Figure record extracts

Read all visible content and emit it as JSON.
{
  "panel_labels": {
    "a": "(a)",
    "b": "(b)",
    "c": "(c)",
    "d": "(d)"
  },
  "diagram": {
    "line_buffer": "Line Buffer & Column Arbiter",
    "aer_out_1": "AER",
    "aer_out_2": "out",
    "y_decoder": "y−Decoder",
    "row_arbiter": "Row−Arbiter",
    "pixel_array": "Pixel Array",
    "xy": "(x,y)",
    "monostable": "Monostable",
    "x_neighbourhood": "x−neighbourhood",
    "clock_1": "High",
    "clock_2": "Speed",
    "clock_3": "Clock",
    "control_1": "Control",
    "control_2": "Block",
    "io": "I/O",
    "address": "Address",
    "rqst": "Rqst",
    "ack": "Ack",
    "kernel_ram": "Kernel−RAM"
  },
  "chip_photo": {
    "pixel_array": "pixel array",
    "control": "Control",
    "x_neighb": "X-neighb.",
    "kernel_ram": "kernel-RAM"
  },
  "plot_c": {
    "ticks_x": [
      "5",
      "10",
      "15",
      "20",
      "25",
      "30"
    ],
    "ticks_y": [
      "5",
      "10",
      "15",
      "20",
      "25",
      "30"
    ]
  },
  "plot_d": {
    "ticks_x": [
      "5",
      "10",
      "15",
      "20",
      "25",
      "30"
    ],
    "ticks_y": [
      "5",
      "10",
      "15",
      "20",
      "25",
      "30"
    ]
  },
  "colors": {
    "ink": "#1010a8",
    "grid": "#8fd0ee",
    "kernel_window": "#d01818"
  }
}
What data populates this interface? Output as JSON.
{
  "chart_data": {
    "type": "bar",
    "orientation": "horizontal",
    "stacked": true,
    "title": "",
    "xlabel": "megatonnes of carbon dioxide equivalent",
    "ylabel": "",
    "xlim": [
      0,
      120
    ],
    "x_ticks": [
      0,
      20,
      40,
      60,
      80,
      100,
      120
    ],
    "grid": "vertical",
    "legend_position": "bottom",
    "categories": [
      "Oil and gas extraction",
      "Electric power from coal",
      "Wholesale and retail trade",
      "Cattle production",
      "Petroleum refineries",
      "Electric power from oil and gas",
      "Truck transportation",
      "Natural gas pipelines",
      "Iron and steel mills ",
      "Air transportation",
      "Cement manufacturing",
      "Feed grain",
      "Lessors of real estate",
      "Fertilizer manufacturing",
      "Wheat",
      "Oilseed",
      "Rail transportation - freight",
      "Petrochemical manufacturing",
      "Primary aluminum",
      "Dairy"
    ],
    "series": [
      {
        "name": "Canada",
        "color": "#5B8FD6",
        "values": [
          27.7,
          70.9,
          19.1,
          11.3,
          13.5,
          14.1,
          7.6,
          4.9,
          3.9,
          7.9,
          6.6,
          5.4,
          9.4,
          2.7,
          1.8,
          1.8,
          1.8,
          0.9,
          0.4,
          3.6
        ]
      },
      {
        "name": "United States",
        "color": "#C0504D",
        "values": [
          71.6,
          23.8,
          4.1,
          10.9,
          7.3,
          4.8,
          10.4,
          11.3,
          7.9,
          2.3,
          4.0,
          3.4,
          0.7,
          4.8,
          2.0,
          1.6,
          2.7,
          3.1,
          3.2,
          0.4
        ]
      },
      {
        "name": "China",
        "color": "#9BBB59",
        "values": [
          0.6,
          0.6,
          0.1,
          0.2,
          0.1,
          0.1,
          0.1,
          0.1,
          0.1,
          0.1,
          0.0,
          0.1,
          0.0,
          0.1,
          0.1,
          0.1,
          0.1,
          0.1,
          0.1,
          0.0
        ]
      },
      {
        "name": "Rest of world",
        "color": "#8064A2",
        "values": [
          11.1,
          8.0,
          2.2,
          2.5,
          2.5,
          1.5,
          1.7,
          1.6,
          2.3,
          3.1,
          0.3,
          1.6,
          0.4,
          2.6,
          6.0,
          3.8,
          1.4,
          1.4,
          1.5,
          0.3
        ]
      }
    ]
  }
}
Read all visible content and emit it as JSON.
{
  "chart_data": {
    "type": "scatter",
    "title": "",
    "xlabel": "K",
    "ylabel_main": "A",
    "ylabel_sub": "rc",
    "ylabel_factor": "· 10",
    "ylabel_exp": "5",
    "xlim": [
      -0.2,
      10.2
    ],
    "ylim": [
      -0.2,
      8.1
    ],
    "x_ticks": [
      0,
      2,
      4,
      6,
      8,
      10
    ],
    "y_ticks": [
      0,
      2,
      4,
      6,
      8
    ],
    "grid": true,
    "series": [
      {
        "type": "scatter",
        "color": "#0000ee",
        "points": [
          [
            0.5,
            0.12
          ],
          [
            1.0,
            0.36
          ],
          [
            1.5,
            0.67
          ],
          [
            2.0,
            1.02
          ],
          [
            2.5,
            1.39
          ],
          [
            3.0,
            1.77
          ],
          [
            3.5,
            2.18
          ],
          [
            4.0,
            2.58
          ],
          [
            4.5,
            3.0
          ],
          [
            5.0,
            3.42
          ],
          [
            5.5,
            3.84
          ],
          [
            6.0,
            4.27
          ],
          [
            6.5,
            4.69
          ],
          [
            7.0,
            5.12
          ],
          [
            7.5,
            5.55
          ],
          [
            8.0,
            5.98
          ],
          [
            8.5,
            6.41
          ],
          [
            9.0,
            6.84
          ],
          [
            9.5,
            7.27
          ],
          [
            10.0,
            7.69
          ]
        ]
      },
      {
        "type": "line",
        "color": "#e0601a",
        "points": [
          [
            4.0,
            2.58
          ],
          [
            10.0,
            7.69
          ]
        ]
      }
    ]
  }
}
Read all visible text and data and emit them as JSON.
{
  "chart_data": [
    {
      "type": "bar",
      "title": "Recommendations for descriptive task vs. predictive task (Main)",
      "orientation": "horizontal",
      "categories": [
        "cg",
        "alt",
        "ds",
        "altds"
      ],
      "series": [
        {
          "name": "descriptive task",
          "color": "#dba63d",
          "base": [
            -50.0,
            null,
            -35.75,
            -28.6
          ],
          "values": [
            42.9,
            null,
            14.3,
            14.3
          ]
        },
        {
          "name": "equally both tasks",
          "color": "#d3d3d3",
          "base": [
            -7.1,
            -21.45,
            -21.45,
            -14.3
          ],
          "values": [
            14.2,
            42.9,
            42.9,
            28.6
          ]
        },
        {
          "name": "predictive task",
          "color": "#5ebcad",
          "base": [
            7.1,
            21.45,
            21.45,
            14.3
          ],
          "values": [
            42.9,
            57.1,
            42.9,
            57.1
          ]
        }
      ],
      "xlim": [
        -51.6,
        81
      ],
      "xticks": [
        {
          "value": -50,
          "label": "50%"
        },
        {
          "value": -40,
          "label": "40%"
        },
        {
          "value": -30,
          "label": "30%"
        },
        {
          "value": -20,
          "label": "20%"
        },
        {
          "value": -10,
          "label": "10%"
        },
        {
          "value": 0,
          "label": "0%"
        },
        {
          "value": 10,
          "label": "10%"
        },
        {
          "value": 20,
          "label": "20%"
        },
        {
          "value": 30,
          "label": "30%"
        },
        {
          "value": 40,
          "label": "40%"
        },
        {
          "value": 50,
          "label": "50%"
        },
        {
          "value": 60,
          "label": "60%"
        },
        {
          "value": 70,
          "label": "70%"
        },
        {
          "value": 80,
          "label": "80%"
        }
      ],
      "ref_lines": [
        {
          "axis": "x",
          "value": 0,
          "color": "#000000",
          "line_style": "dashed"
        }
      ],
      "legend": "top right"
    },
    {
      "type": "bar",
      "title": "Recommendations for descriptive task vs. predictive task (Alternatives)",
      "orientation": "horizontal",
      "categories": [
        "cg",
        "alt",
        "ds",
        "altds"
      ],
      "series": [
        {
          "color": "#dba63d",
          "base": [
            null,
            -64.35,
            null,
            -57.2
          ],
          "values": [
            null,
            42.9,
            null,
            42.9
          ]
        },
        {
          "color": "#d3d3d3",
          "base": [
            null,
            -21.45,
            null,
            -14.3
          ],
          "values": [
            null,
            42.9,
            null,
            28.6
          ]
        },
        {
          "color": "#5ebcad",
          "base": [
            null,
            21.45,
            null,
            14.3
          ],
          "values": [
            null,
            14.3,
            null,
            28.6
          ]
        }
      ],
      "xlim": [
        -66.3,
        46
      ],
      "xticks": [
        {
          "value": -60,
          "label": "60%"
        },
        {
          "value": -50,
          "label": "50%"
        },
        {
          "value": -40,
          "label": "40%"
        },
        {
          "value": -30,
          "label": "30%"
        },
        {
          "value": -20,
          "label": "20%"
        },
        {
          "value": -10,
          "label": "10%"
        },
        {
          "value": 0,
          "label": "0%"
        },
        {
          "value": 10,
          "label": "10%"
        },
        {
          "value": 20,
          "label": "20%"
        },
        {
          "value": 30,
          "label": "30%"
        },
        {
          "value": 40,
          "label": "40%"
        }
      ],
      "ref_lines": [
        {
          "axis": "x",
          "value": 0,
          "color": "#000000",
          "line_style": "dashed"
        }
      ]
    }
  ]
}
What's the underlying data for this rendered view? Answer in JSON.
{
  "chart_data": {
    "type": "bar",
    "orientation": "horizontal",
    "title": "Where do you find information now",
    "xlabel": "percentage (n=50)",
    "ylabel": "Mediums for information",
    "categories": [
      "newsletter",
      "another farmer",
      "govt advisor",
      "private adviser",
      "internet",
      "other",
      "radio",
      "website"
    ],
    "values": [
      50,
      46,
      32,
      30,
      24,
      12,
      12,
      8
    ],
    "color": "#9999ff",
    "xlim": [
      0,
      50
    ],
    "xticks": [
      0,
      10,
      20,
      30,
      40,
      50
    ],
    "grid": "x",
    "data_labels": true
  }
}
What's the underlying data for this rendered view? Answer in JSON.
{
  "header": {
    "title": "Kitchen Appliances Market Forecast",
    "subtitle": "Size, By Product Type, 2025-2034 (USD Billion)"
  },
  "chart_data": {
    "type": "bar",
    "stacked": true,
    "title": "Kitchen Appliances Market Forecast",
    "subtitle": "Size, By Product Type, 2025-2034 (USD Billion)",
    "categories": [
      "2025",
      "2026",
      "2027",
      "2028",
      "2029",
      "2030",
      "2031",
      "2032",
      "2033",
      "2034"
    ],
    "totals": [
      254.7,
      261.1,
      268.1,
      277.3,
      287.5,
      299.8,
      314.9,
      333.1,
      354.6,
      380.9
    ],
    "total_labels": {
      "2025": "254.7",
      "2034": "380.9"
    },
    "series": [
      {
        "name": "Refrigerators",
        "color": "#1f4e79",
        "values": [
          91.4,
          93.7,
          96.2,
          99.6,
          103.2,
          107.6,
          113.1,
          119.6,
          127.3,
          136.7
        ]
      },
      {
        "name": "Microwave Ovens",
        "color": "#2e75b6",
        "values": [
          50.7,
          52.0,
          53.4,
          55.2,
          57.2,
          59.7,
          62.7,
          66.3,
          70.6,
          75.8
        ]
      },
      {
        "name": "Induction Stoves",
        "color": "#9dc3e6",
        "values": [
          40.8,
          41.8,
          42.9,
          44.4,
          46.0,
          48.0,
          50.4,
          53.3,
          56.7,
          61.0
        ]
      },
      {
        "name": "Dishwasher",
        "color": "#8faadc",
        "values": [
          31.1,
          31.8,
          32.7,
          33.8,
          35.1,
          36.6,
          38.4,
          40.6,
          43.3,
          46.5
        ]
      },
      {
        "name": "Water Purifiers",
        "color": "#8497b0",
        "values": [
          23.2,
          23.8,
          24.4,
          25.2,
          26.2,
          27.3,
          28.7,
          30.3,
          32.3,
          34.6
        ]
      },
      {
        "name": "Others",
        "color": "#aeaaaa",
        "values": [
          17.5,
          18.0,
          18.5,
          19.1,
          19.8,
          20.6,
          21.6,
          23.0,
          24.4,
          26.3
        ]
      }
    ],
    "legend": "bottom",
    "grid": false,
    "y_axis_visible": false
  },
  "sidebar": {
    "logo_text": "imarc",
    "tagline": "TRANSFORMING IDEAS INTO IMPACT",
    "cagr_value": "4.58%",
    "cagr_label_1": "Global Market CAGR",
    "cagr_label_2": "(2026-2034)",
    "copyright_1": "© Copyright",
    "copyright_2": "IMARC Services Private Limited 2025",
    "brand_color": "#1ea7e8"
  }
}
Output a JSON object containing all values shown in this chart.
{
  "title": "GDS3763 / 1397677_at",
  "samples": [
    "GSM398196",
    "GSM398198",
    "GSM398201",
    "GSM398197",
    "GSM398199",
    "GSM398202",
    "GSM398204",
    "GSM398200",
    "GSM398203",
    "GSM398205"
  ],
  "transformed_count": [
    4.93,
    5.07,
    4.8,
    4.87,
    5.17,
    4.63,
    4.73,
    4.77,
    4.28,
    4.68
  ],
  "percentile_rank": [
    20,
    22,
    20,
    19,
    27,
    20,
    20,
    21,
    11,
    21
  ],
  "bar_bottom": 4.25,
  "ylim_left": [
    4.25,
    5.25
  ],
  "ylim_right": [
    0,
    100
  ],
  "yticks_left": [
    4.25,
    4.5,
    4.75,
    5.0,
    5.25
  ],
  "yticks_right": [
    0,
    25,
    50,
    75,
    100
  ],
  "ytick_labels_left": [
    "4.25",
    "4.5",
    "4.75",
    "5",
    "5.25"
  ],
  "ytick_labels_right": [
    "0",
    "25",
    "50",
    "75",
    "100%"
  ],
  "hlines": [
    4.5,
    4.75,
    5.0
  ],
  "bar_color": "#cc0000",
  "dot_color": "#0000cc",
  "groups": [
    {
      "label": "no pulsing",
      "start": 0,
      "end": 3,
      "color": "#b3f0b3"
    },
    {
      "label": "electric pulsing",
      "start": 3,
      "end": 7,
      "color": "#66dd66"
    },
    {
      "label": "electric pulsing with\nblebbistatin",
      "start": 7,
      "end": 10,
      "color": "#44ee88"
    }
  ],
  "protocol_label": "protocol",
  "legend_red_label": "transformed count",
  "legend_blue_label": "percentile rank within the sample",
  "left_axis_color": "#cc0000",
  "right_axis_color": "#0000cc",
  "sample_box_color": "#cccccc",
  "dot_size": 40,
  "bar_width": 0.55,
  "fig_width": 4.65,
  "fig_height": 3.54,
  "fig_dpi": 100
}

WHAT IS NEEDED
Return each line of the listing that holds the string "Arbiter".

IN RESPONSE
    "line_buffer": "Line Buffer & Column Arbiter",
    "row_arbiter": "Row−Arbiter",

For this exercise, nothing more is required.